▸ **To do**
Output the material exactly, but drop every image it holds.

▸ **Rows**
+++++

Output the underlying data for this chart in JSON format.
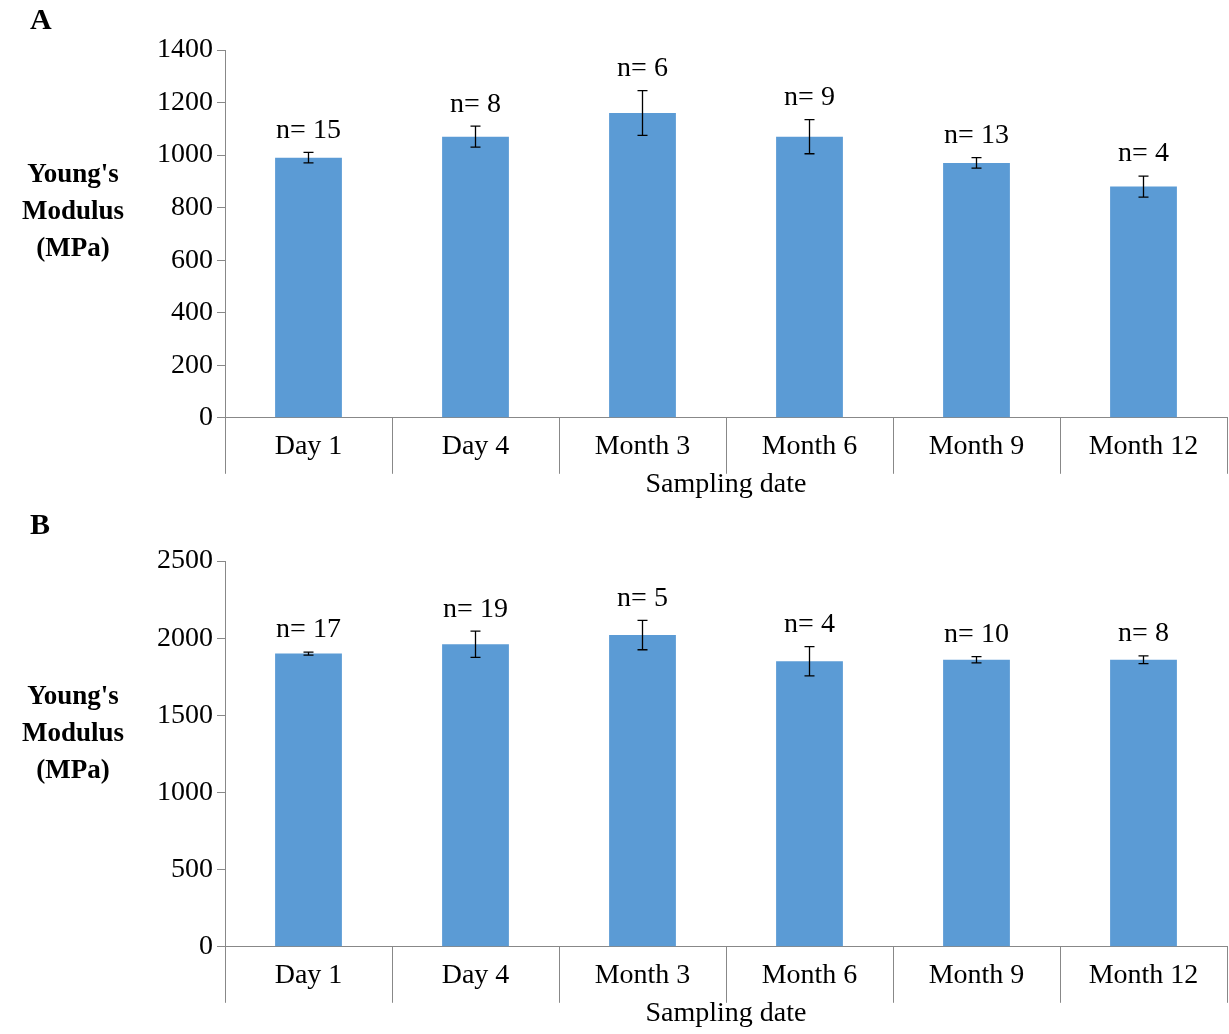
{
  "chart_data": [
    {
      "type": "bar",
      "categories": [
        "Day 1",
        "Day 4",
        "Month 3",
        "Month 6",
        "Month 9",
        "Month 12"
      ],
      "values": [
        990,
        1070,
        1160,
        1070,
        970,
        880
      ],
      "errors": [
        20,
        40,
        85,
        65,
        20,
        40
      ],
      "color": "#5b9bd5",
      "xlabel": "Sampling date",
      "ylabel": "Young's Modulus (MPa)",
      "ylim": [
        0,
        1400
      ],
      "yticks": [
        0,
        200,
        400,
        600,
        800,
        1000,
        1200,
        1400
      ],
      "grid": false,
      "legend": false,
      "annotations": [
        "A",
        {
          "text": "n= 15",
          "x": "Day 1",
          "y": 1010
        },
        {
          "text": "n= 8",
          "x": "Day 4",
          "y": 1110
        },
        {
          "text": "n= 6",
          "x": "Month 3",
          "y": 1245
        },
        {
          "text": "n= 9",
          "x": "Month 6",
          "y": 1135
        },
        {
          "text": "n= 13",
          "x": "Month 9",
          "y": 990
        },
        {
          "text": "n= 4",
          "x": "Month 12",
          "y": 920
        }
      ]
    },
    {
      "type": "bar",
      "categories": [
        "Day 1",
        "Day 4",
        "Month 3",
        "Month 6",
        "Month 9",
        "Month 12"
      ],
      "values": [
        1900,
        1960,
        2020,
        1850,
        1860,
        1860
      ],
      "errors": [
        10,
        85,
        95,
        95,
        20,
        25
      ],
      "color": "#5b9bd5",
      "xlabel": "Sampling date",
      "ylabel": "Young's Modulus (MPa)",
      "ylim": [
        0,
        2500
      ],
      "yticks": [
        0,
        500,
        1000,
        1500,
        2000,
        2500
      ],
      "grid": false,
      "legend": false,
      "annotations": [
        "B",
        {
          "text": "n= 17",
          "x": "Day 1",
          "y": 1910
        },
        {
          "text": "n= 19",
          "x": "Day 4",
          "y": 2045
        },
        {
          "text": "n= 5",
          "x": "Month 3",
          "y": 2115
        },
        {
          "text": "n= 4",
          "x": "Month 6",
          "y": 1945
        },
        {
          "text": "n= 10",
          "x": "Month 9",
          "y": 1880
        },
        {
          "text": "n= 8",
          "x": "Month 12",
          "y": 1885
        }
      ]
    }
  ]
}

+++++

▸ **Answer in full**
Output the underlying data for this chart in JSON format.
{
  "chart_data": [
    {
      "type": "bar",
      "categories": [
        "Day 1",
        "Day 4",
        "Month 3",
        "Month 6",
        "Month 9",
        "Month 12"
      ],
      "values": [
        990,
        1070,
        1160,
        1070,
        970,
        880
      ],
      "errors": [
        20,
        40,
        85,
        65,
        20,
        40
      ],
      "color": "#5b9bd5",
      "xlabel": "Sampling date",
      "ylabel": "Young's Modulus (MPa)",
      "ylim": [
        0,
        1400
      ],
      "yticks": [
        0,
        200,
        400,
        600,
        800,
        1000,
        1200,
        1400
      ],
      "grid": false,
      "legend": false,
      "annotations": [
        "A",
        {
          "text": "n= 15",
          "x": "Day 1",
          "y": 1010
        },
        {
          "text": "n= 8",
          "x": "Day 4",
          "y": 1110
        },
        {
          "text": "n= 6",
          "x": "Month 3",
          "y": 1245
        },
        {
          "text": "n= 9",
          "x": "Month 6",
          "y": 1135
        },
        {
          "text": "n= 13",
          "x": "Month 9",
          "y": 990
        },
        {
          "text": "n= 4",
          "x": "Month 12",
          "y": 920
        }
      ]
    },
    {
      "type": "bar",
      "categories": [
        "Day 1",
        "Day 4",
        "Month 3",
        "Month 6",
        "Month 9",
        "Month 12"
      ],
      "values": [
        1900,
        1960,
        2020,
        1850,
        1860,
        1860
      ],
      "errors": [
        10,
        85,
        95,
        95,
        20,
        25
      ],
      "color": "#5b9bd5",
      "xlabel": "Sampling date",
      "ylabel": "Young's Modulus (MPa)",
      "ylim": [
        0,
        2500
      ],
      "yticks": [
        0,
        500,
        1000,
        1500,
        2000,
        2500
      ],
      "grid": false,
      "legend": false,
      "annotations": [
        "B",
        {
          "text": "n= 17",
          "x": "Day 1",
          "y": 1910
        },
        {
          "text": "n= 19",
          "x": "Day 4",
          "y": 2045
        },
        {
          "text": "n= 5",
          "x": "Month 3",
          "y": 2115
        },
        {
          "text": "n= 4",
          "x": "Month 6",
          "y": 1945
        },
        {
          "text": "n= 10",
          "x": "Month 9",
          "y": 1880
        },
        {
          "text": "n= 8",
          "x": "Month 12",
          "y": 1885
        }
      ]
    }
  ]
}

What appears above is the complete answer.